Word for word, quote all of the material, omitting the pictures.

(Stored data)
+ + + + +
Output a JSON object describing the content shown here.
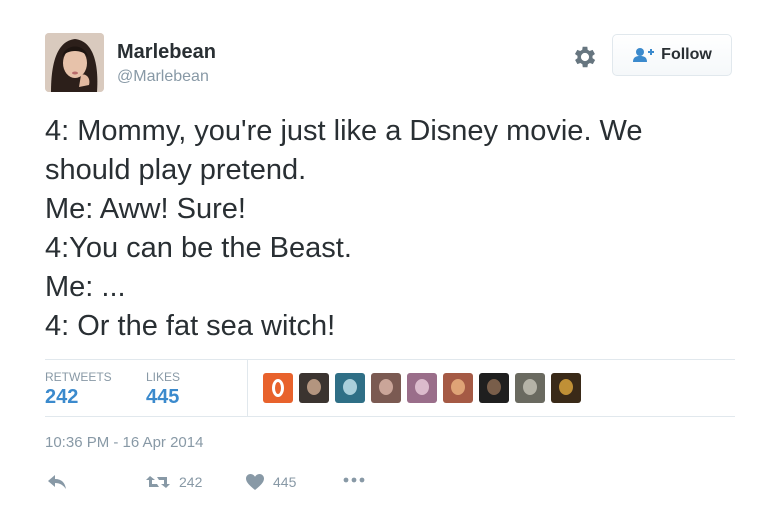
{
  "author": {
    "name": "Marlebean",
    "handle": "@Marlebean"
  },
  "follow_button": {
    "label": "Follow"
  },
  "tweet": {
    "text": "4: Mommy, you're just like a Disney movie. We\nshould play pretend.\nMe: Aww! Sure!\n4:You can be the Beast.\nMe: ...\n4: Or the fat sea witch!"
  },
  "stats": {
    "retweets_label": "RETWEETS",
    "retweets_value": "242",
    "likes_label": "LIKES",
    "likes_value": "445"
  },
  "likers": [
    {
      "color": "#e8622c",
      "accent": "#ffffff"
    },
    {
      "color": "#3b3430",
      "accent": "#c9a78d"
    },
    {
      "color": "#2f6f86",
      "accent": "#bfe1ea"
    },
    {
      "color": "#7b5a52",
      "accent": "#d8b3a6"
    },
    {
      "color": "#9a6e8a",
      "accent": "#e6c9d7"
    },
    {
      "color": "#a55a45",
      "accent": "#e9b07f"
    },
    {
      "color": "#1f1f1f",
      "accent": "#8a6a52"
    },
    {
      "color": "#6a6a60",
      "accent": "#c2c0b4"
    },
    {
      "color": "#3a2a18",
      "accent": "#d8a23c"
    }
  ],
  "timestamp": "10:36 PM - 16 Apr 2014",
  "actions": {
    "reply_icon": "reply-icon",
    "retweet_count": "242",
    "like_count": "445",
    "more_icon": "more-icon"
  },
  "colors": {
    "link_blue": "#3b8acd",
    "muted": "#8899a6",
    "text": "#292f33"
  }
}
+ + + + +
# SOLUTION FOR THIS TASK
Output a JSON object describing the content shown here.
{
  "author": {
    "name": "Marlebean",
    "handle": "@Marlebean"
  },
  "follow_button": {
    "label": "Follow"
  },
  "tweet": {
    "text": "4: Mommy, you're just like a Disney movie. We\nshould play pretend.\nMe: Aww! Sure!\n4:You can be the Beast.\nMe: ...\n4: Or the fat sea witch!"
  },
  "stats": {
    "retweets_label": "RETWEETS",
    "retweets_value": "242",
    "likes_label": "LIKES",
    "likes_value": "445"
  },
  "likers": [
    {
      "color": "#e8622c",
      "accent": "#ffffff"
    },
    {
      "color": "#3b3430",
      "accent": "#c9a78d"
    },
    {
      "color": "#2f6f86",
      "accent": "#bfe1ea"
    },
    {
      "color": "#7b5a52",
      "accent": "#d8b3a6"
    },
    {
      "color": "#9a6e8a",
      "accent": "#e6c9d7"
    },
    {
      "color": "#a55a45",
      "accent": "#e9b07f"
    },
    {
      "color": "#1f1f1f",
      "accent": "#8a6a52"
    },
    {
      "color": "#6a6a60",
      "accent": "#c2c0b4"
    },
    {
      "color": "#3a2a18",
      "accent": "#d8a23c"
    }
  ],
  "timestamp": "10:36 PM - 16 Apr 2014",
  "actions": {
    "reply_icon": "reply-icon",
    "retweet_count": "242",
    "like_count": "445",
    "more_icon": "more-icon"
  },
  "colors": {
    "link_blue": "#3b8acd",
    "muted": "#8899a6",
    "text": "#292f33"
  }
}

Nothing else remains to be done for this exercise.